Recast the lines of the entries below as a JSON list of strings, one string per line with blank lines omitted, starting at the line containing "chart-title: Calls for" and ending at the line containing "y-tick-label-1: 10,000 <box>56", both included.

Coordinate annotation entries

☆ ☆ ☆

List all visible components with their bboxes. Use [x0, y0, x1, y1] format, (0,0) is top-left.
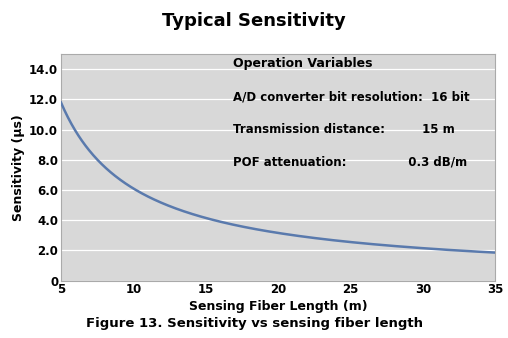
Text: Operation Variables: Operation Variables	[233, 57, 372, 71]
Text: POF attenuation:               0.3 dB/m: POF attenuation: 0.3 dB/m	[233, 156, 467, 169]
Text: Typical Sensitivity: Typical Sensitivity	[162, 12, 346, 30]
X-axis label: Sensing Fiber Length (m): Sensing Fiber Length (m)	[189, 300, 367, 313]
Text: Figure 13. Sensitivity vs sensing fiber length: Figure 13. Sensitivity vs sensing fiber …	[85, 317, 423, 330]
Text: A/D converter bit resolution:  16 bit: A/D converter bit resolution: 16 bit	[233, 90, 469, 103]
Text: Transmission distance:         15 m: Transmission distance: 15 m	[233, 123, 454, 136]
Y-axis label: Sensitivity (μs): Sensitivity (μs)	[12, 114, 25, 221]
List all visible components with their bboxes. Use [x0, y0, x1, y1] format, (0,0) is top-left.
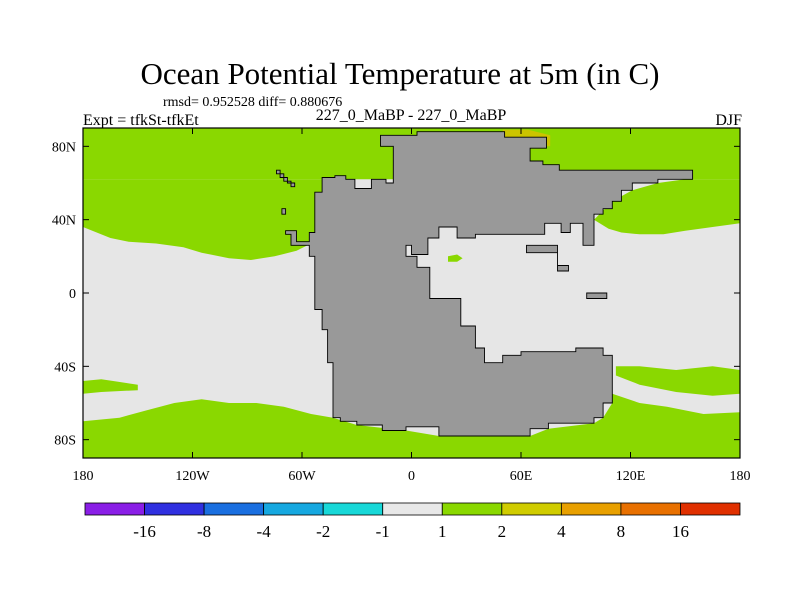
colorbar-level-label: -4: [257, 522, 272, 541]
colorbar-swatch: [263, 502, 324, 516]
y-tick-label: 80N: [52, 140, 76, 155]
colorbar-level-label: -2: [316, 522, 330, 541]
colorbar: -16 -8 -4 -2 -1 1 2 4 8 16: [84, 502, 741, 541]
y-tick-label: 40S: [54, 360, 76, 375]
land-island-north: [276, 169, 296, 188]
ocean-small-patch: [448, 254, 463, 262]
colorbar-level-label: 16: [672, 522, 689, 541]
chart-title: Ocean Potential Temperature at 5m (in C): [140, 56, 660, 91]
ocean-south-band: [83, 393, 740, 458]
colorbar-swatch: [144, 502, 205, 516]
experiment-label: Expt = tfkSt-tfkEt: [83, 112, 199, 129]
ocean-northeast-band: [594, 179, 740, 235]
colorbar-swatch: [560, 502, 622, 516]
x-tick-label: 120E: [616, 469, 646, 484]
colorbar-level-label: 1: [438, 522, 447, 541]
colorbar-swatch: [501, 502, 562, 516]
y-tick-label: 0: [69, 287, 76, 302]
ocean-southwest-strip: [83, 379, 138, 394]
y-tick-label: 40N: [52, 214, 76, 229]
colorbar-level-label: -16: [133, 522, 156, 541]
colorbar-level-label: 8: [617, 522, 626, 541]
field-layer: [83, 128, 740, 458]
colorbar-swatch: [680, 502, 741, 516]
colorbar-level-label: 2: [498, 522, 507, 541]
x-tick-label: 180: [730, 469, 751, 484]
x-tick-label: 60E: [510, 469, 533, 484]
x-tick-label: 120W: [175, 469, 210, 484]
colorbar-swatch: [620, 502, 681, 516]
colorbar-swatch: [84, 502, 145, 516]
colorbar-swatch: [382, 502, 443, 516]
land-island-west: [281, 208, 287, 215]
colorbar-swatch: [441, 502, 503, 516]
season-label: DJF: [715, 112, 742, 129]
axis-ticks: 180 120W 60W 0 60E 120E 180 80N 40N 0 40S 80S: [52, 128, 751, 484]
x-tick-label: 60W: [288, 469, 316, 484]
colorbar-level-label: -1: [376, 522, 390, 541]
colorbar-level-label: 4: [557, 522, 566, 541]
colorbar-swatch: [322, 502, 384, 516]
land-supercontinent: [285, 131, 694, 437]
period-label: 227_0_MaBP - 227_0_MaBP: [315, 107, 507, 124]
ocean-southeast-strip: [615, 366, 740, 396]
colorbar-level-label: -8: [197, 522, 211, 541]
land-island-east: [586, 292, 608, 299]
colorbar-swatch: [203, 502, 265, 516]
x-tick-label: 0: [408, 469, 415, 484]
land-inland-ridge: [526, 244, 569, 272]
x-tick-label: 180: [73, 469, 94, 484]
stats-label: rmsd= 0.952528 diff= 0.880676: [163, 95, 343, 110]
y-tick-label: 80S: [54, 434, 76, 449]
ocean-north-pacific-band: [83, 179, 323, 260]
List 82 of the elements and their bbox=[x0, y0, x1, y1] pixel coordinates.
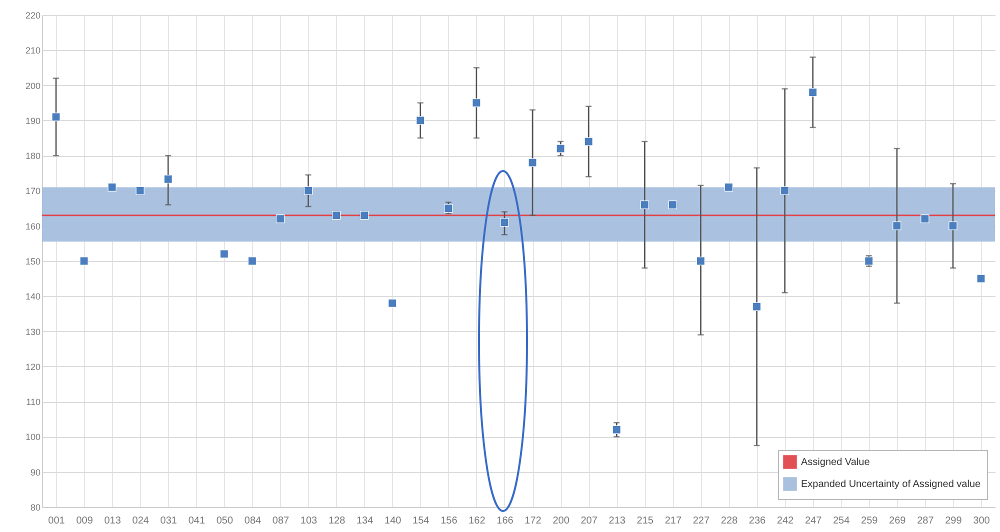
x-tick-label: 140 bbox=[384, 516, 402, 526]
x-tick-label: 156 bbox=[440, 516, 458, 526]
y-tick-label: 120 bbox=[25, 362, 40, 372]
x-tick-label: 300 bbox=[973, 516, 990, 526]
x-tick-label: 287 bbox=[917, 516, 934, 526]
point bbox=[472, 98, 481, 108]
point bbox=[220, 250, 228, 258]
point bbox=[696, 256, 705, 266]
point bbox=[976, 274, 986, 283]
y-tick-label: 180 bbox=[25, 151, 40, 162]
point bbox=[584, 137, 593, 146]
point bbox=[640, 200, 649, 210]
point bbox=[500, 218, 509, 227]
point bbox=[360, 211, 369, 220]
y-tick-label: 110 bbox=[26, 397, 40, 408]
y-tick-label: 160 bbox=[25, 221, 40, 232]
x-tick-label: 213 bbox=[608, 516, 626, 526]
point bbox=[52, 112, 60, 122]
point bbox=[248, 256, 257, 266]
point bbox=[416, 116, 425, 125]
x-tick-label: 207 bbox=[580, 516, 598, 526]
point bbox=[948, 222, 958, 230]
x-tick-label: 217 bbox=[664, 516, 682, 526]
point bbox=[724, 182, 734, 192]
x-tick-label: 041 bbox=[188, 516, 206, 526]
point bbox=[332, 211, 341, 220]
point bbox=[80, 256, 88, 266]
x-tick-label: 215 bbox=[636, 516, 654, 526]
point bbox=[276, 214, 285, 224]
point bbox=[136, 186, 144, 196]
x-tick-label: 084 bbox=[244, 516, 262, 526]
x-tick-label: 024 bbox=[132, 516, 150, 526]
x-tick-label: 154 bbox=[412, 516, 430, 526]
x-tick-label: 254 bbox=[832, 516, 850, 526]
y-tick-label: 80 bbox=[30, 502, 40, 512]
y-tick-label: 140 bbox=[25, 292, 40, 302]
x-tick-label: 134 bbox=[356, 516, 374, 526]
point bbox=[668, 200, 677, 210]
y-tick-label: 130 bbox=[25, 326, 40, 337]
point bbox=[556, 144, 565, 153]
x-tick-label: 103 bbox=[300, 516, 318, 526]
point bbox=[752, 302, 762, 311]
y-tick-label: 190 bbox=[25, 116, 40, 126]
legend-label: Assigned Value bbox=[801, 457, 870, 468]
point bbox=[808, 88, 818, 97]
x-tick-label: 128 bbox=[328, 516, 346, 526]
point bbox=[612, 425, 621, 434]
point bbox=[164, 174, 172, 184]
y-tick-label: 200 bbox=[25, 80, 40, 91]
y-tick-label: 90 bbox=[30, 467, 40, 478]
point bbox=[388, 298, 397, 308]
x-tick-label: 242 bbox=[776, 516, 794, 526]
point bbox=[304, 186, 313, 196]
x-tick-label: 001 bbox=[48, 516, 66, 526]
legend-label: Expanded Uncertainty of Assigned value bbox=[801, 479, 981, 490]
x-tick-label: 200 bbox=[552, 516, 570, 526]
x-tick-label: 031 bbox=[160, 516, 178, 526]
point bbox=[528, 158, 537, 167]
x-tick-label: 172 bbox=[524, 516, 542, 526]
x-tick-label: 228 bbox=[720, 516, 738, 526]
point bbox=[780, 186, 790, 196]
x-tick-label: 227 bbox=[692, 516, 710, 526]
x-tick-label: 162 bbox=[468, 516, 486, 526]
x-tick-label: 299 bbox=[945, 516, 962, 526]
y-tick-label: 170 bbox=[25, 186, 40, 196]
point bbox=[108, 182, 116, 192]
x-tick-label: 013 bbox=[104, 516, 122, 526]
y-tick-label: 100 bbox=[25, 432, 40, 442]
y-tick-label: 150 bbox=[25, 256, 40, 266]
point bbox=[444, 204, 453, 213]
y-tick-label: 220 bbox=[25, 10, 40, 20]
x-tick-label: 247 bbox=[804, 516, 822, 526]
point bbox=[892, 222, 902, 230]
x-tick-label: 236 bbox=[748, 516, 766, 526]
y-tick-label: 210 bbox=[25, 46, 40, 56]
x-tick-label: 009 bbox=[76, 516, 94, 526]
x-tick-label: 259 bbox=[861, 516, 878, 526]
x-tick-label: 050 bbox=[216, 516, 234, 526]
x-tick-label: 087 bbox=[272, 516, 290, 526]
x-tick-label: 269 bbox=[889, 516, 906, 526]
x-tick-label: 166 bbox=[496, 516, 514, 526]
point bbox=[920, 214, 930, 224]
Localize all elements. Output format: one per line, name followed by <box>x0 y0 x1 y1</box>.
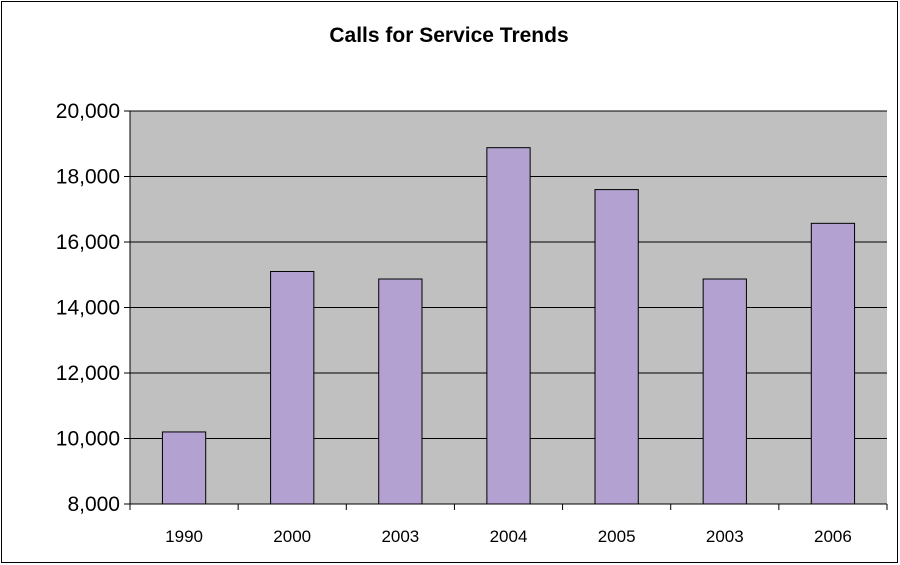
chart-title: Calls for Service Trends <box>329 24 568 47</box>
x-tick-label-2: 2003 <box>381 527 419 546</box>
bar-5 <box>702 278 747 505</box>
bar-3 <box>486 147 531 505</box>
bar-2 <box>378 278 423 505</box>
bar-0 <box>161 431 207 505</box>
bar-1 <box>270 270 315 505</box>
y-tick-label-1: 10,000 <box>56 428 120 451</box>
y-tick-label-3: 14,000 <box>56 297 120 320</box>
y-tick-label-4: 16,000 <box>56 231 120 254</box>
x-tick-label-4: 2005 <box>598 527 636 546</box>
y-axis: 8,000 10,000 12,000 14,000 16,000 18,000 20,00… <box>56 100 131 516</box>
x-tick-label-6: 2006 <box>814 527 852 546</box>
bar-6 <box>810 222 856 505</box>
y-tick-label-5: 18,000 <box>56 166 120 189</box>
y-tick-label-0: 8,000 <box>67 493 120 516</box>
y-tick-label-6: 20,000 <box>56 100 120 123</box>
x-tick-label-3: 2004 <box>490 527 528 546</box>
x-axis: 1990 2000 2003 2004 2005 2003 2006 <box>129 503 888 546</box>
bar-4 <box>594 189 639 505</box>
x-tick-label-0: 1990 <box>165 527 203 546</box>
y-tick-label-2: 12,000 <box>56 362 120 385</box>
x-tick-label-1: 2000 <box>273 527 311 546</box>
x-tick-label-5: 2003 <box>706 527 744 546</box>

☆ ☆ ☆

■ SOLUTION:
[
  "chart-title: Calls for Service Trends <box>329 24 568 47</box>",
  "x-tick-label-2: 2003 <box>381 527 419 546</box>",
  "bar-5 <box>702 278 747 505</box>",
  "bar-3 <box>486 147 531 505</box>",
  "bar-2 <box>378 278 423 505</box>",
  "bar-0 <box>161 431 207 505</box>",
  "bar-1 <box>270 270 315 505</box>",
  "y-tick-label-1: 10,000 <box>56 428 120 451</box>"
]